(Dataset records)
----------
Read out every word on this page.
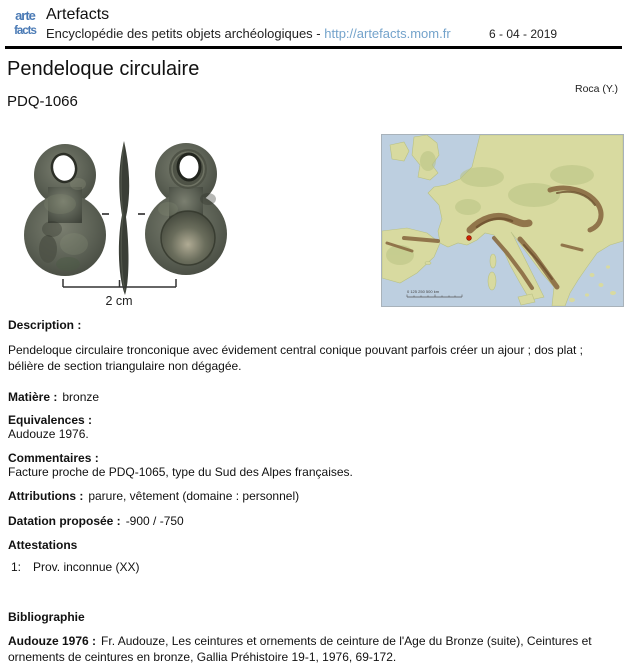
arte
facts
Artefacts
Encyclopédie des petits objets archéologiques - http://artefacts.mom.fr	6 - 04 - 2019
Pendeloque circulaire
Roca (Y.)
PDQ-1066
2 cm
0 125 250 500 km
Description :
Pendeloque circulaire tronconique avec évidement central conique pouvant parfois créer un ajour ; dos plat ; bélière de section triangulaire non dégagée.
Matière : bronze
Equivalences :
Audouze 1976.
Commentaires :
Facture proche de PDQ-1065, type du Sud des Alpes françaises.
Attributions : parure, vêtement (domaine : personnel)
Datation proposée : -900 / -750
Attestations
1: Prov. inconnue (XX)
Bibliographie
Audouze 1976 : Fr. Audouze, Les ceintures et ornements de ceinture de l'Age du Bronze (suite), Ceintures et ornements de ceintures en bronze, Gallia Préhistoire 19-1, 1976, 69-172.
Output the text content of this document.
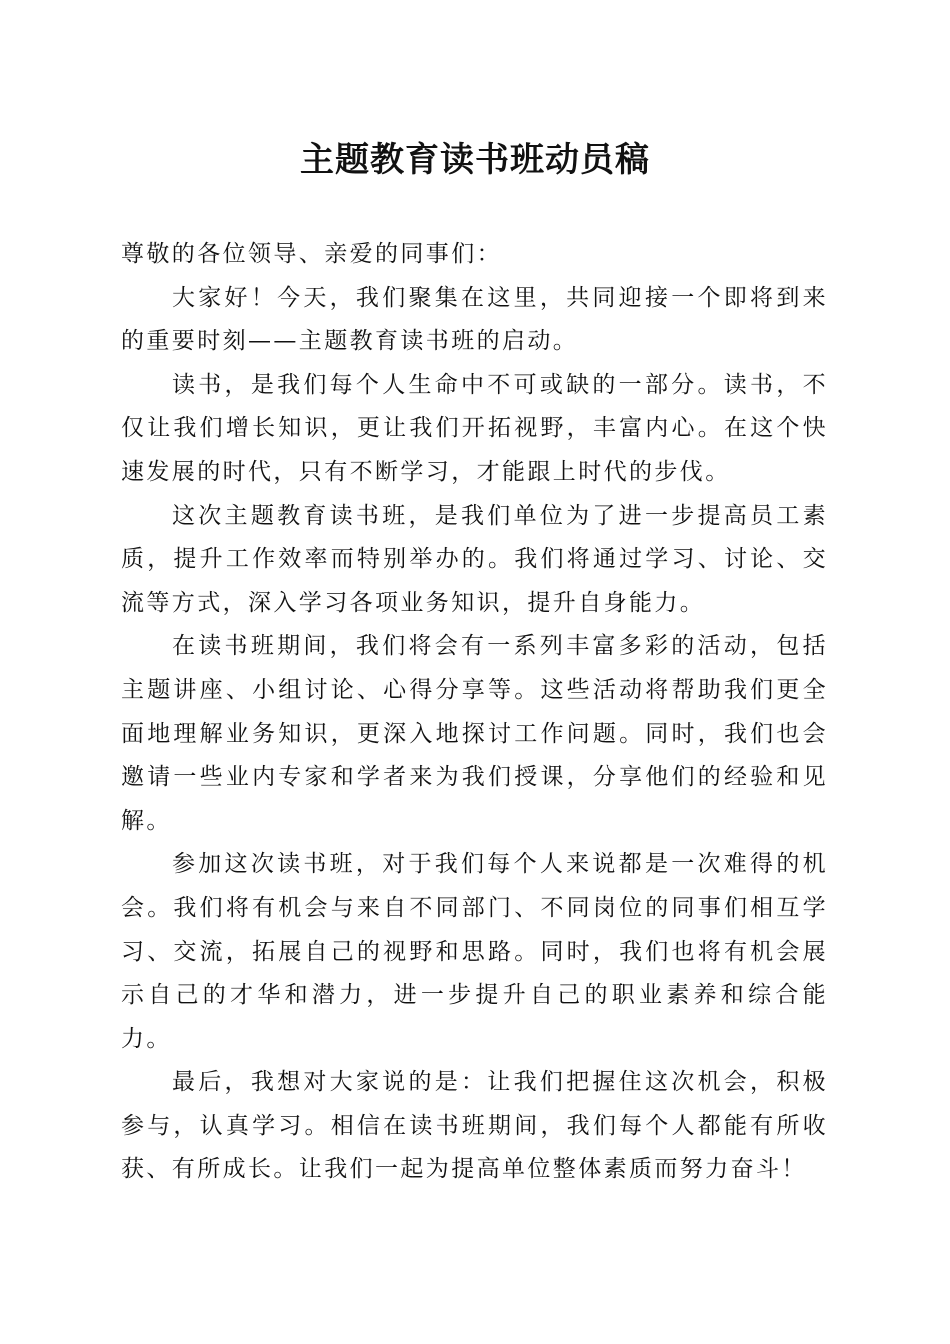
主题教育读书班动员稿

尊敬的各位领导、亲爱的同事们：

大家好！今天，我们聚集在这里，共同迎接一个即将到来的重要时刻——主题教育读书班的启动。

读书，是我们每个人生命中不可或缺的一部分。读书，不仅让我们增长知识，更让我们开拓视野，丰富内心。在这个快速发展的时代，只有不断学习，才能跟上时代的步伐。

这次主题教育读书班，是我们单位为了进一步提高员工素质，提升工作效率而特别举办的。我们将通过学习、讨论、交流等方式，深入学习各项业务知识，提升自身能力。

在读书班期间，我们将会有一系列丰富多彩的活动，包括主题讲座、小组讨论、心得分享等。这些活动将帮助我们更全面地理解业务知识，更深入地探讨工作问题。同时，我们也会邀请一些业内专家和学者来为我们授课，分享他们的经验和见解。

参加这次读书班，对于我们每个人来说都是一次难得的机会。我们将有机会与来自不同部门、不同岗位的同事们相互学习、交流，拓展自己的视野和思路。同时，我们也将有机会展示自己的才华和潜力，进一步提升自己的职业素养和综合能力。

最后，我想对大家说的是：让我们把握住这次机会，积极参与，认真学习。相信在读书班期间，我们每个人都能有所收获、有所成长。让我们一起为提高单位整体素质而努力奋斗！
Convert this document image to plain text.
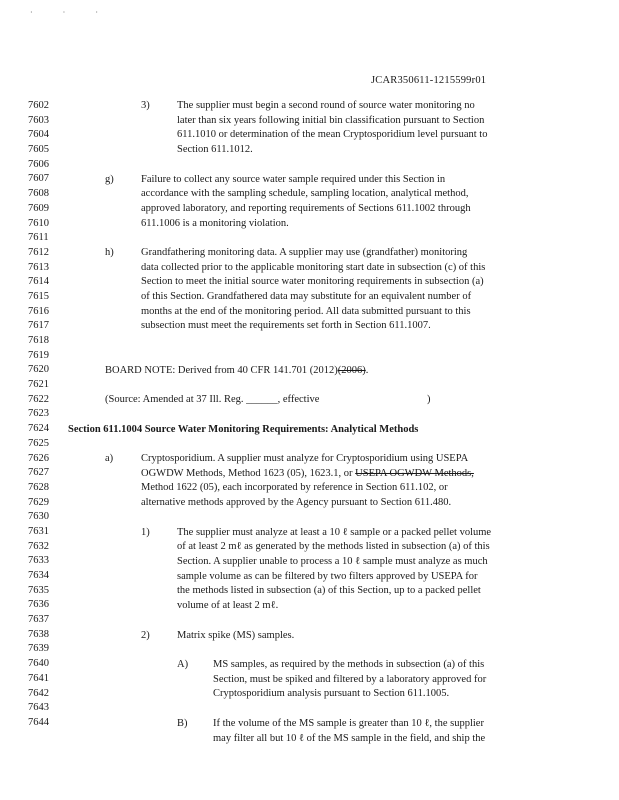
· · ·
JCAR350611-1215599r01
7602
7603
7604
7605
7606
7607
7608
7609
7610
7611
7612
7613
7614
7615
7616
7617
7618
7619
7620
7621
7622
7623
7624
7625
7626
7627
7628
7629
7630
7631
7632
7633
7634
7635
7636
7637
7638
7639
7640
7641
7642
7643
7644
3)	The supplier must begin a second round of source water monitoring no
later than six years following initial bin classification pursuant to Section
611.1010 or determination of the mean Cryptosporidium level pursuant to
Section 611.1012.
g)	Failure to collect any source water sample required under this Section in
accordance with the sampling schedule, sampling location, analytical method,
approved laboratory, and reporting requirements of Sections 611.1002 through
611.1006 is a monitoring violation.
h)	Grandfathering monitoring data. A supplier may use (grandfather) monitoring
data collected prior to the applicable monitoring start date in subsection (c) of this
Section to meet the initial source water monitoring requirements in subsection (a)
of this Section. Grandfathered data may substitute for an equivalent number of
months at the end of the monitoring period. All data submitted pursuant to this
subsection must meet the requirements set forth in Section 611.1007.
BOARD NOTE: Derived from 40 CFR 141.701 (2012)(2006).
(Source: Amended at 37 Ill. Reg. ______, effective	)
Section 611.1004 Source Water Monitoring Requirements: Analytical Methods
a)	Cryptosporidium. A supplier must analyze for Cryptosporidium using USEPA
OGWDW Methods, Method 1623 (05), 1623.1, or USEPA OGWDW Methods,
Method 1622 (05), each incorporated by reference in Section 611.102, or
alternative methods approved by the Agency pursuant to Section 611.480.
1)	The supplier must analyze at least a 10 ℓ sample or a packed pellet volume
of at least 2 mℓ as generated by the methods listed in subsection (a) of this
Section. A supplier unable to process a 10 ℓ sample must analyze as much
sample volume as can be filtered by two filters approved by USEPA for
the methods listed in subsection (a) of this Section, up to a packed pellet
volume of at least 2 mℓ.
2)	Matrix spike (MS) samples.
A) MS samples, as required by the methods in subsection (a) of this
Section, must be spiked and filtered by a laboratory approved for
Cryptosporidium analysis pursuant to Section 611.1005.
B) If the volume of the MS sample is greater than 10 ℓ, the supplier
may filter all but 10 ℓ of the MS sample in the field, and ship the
----------
### What you should do
Quote the listing above in full, except for the pictures.

### Output for this exercise
Read out every word on this page.
arte
facts
Artefacts
Encyclopédie des petits objets archéologiques - http://artefacts.mom.fr	6 - 04 - 2019
Pendeloque circulaire
Roca (Y.)
PDQ-1066
2 cm
0 125 250 500 km
Description :
Pendeloque circulaire tronconique avec évidement central conique pouvant parfois créer un ajour ; dos plat ; bélière de section triangulaire non dégagée.
Matière : bronze
Equivalences :
Audouze 1976.
Commentaires :
Facture proche de PDQ-1065, type du Sud des Alpes françaises.
Attributions : parure, vêtement (domaine : personnel)
Datation proposée : -900 / -750
Attestations
1: Prov. inconnue (XX)
Bibliographie
Audouze 1976 : Fr. Audouze, Les ceintures et ornements de ceinture de l'Age du Bronze (suite), Ceintures et ornements de ceintures en bronze, Gallia Préhistoire 19-1, 1976, 69-172.
Output the text content of this document.
主题教育读书班动员稿

尊敬的各位领导、亲爱的同事们：

大家好！今天，我们聚集在这里，共同迎接一个即将到来的重要时刻——主题教育读书班的启动。

读书，是我们每个人生命中不可或缺的一部分。读书，不仅让我们增长知识，更让我们开拓视野，丰富内心。在这个快速发展的时代，只有不断学习，才能跟上时代的步伐。

这次主题教育读书班，是我们单位为了进一步提高员工素质，提升工作效率而特别举办的。我们将通过学习、讨论、交流等方式，深入学习各项业务知识，提升自身能力。

在读书班期间，我们将会有一系列丰富多彩的活动，包括主题讲座、小组讨论、心得分享等。这些活动将帮助我们更全面地理解业务知识，更深入地探讨工作问题。同时，我们也会邀请一些业内专家和学者来为我们授课，分享他们的经验和见解。

参加这次读书班，对于我们每个人来说都是一次难得的机会。我们将有机会与来自不同部门、不同岗位的同事们相互学习、交流，拓展自己的视野和思路。同时，我们也将有机会展示自己的才华和潜力，进一步提升自己的职业素养和综合能力。

最后，我想对大家说的是：让我们把握住这次机会，积极参与，认真学习。相信在读书班期间，我们每个人都能有所收获、有所成长。让我们一起为提高单位整体素质而努力奋斗！
Convert this document image to plain text.
· · ·
JCAR350611-1215599r01
7602
7603
7604
7605
7606
7607
7608
7609
7610
7611
7612
7613
7614
7615
7616
7617
7618
7619
7620
7621
7622
7623
7624
7625
7626
7627
7628
7629
7630
7631
7632
7633
7634
7635
7636
7637
7638
7639
7640
7641
7642
7643
7644
3)	The supplier must begin a second round of source water monitoring no
later than six years following initial bin classification pursuant to Section
611.1010 or determination of the mean Cryptosporidium level pursuant to
Section 611.1012.
g)	Failure to collect any source water sample required under this Section in
accordance with the sampling schedule, sampling location, analytical method,
approved laboratory, and reporting requirements of Sections 611.1002 through
611.1006 is a monitoring violation.
h)	Grandfathering monitoring data. A supplier may use (grandfather) monitoring
data collected prior to the applicable monitoring start date in subsection (c) of this
Section to meet the initial source water monitoring requirements in subsection (a)
of this Section. Grandfathered data may substitute for an equivalent number of
months at the end of the monitoring period. All data submitted pursuant to this
subsection must meet the requirements set forth in Section 611.1007.
BOARD NOTE: Derived from 40 CFR 141.701 (2012)(2006).
(Source: Amended at 37 Ill. Reg. ______, effective	)
Section 611.1004 Source Water Monitoring Requirements: Analytical Methods
a)	Cryptosporidium. A supplier must analyze for Cryptosporidium using USEPA
OGWDW Methods, Method 1623 (05), 1623.1, or USEPA OGWDW Methods,
Method 1622 (05), each incorporated by reference in Section 611.102, or
alternative methods approved by the Agency pursuant to Section 611.480.
1)	The supplier must analyze at least a 10 ℓ sample or a packed pellet volume
of at least 2 mℓ as generated by the methods listed in subsection (a) of this
Section. A supplier unable to process a 10 ℓ sample must analyze as much
sample volume as can be filtered by two filters approved by USEPA for
the methods listed in subsection (a) of this Section, up to a packed pellet
volume of at least 2 mℓ.
2)	Matrix spike (MS) samples.
A) MS samples, as required by the methods in subsection (a) of this
Section, must be spiked and filtered by a laboratory approved for
Cryptosporidium analysis pursuant to Section 611.1005.
B) If the volume of the MS sample is greater than 10 ℓ, the supplier
may filter all but 10 ℓ of the MS sample in the field, and ship the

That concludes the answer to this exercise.